#### [THE REQUEST]
Can you output every line of the records as a Markdown table with the columns No. and Line, numbering each row and skipping blank lines?

Recorded data

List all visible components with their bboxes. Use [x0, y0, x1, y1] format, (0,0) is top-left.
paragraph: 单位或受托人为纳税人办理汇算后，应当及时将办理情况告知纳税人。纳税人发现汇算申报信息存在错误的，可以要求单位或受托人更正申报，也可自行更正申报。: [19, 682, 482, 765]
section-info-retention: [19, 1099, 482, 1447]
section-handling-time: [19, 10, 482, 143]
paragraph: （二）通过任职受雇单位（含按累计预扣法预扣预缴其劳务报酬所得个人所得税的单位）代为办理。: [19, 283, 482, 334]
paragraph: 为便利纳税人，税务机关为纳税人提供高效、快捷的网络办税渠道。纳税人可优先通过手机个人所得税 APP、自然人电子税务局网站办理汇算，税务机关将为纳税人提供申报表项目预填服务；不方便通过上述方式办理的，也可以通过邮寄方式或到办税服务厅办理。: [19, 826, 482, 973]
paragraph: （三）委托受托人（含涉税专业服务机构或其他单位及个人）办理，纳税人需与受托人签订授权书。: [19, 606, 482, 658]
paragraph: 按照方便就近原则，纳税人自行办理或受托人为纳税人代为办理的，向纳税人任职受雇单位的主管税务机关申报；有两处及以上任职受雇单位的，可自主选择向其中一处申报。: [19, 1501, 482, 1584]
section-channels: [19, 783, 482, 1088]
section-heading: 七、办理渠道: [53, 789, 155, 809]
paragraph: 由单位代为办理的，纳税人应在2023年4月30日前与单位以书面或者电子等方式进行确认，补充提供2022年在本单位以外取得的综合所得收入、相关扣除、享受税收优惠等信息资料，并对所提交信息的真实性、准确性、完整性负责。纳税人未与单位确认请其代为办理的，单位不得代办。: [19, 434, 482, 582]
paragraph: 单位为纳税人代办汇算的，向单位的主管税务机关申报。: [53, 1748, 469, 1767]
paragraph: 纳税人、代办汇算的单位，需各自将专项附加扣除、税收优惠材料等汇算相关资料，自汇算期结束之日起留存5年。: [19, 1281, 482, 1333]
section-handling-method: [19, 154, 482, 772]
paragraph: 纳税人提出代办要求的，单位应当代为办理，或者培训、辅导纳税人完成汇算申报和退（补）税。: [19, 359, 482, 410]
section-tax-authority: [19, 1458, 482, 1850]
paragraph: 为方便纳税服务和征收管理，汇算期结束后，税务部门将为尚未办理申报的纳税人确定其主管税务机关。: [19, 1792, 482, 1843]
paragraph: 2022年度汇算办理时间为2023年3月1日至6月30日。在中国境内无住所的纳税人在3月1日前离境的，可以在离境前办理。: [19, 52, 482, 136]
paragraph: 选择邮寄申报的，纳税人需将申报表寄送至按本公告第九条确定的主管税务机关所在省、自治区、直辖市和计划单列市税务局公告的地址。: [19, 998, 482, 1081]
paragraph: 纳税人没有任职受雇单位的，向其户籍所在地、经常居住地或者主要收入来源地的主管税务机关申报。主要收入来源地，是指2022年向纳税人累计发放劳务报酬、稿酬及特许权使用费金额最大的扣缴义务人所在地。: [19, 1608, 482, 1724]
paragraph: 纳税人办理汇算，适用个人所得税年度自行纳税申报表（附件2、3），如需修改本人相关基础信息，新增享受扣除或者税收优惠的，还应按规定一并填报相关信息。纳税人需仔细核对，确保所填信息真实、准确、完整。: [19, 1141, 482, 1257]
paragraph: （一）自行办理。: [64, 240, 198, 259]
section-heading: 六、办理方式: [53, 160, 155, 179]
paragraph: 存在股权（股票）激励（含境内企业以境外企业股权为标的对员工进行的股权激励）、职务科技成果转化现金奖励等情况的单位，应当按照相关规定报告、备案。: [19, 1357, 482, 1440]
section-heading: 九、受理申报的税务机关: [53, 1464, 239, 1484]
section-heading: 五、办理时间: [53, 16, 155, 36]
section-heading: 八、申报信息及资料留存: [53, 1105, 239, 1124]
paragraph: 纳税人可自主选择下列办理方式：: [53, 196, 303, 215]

#### [REPLY TO THE TASK]
| No. | Line |
|---|---|
| 1 | List all visible components with their bboxes. Use [x0, y0, x1, y1] format, (0,0) is top-left. |
| 2 | paragraph: 单位或受托人为纳税人办理汇算后，应当及时将办理情况告知纳税人。纳税人发现汇算申报信息存在错误的，可以要求单位或受托人更正申报，也可自行更正申报。: [19, 682, 482, 765] |
| 3 | section-info-retention: [19, 1099, 482, 1447] |
| 4 | section-handling-time: [19, 10, 482, 143] |
| 5 | paragraph: （二）通过任职受雇单位（含按累计预扣法预扣预缴其劳务报酬所得个人所得税的单位）代为办理。: [19, 283, 482, 334] |
| 6 | paragraph: 为便利纳税人，税务机关为纳税人提供高效、快捷的网络办税渠道。纳税人可优先通过手机个人所得税 APP、自然人电子税务局网站办理汇算，税务机关将为纳税人提供申报表项目预填服务；不方便通过上述方式办理的，也可以通过邮寄方式或到办税服务厅办理。: [19, 826, 482, 973] |
| 7 | paragraph: （三）委托受托人（含涉税专业服务机构或其他单位及个人）办理，纳税人需与受托人签订授权书。: [19, 606, 482, 658] |
| 8 | paragraph: 按照方便就近原则，纳税人自行办理或受托人为纳税人代为办理的，向纳税人任职受雇单位的主管税务机关申报；有两处及以上任职受雇单位的，可自主选择向其中一处申报。: [19, 1501, 482, 1584] |
| 9 | section-channels: [19, 783, 482, 1088] |
| 10 | section-heading: 七、办理渠道: [53, 789, 155, 809] |
| 11 | paragraph: 由单位代为办理的，纳税人应在2023年4月30日前与单位以书面或者电子等方式进行确认，补充提供2022年在本单位以外取得的综合所得收入、相关扣除、享受税收优惠等信息资料，并对所提交信息的真实性、准确性、完整性负责。纳税人未与单位确认请其代为办理的，单位不得代办。: [19, 434, 482, 582] |
| 12 | paragraph: 单位为纳税人代办汇算的，向单位的主管税务机关申报。: [53, 1748, 469, 1767] |
| 13 | paragraph: 纳税人、代办汇算的单位，需各自将专项附加扣除、税收优惠材料等汇算相关资料，自汇算期结束之日起留存5年。: [19, 1281, 482, 1333] |
| 14 | section-handling-method: [19, 154, 482, 772] |
| 15 | paragraph: 纳税人提出代办要求的，单位应当代为办理，或者培训、辅导纳税人完成汇算申报和退（补）税。: [19, 359, 482, 410] |
| 16 | section-tax-authority: [19, 1458, 482, 1850] |
| 17 | paragraph: 为方便纳税服务和征收管理，汇算期结束后，税务部门将为尚未办理申报的纳税人确定其主管税务机关。: [19, 1792, 482, 1843] |
| 18 | paragraph: 2022年度汇算办理时间为2023年3月1日至6月30日。在中国境内无住所的纳税人在3月1日前离境的，可以在离境前办理。: [19, 52, 482, 136] |
| 19 | paragraph: 选择邮寄申报的，纳税人需将申报表寄送至按本公告第九条确定的主管税务机关所在省、自治区、直辖市和计划单列市税务局公告的地址。: [19, 998, 482, 1081] |
| 20 | paragraph: 纳税人没有任职受雇单位的，向其户籍所在地、经常居住地或者主要收入来源地的主管税务机关申报。主要收入来源地，是指2022年向纳税人累计发放劳务报酬、稿酬及特许权使用费金额最大的扣缴义务人所在地。: [19, 1608, 482, 1724] |
| 21 | paragraph: 纳税人办理汇算，适用个人所得税年度自行纳税申报表（附件2、3），如需修改本人相关基础信息，新增享受扣除或者税收优惠的，还应按规定一并填报相关信息。纳税人需仔细核对，确保所填信息真实、准确、完整。: [19, 1141, 482, 1257] |
| 22 | paragraph: （一）自行办理。: [64, 240, 198, 259] |
| 23 | section-heading: 六、办理方式: [53, 160, 155, 179] |
| 24 | paragraph: 存在股权（股票）激励（含境内企业以境外企业股权为标的对员工进行的股权激励）、职务科技成果转化现金奖励等情况的单位，应当按照相关规定报告、备案。: [19, 1357, 482, 1440] |
| 25 | section-heading: 九、受理申报的税务机关: [53, 1464, 239, 1484] |
| 26 | section-heading: 五、办理时间: [53, 16, 155, 36] |
| 27 | section-heading: 八、申报信息及资料留存: [53, 1105, 239, 1124] |
| 28 | paragraph: 纳税人可自主选择下列办理方式：: [53, 196, 303, 215] |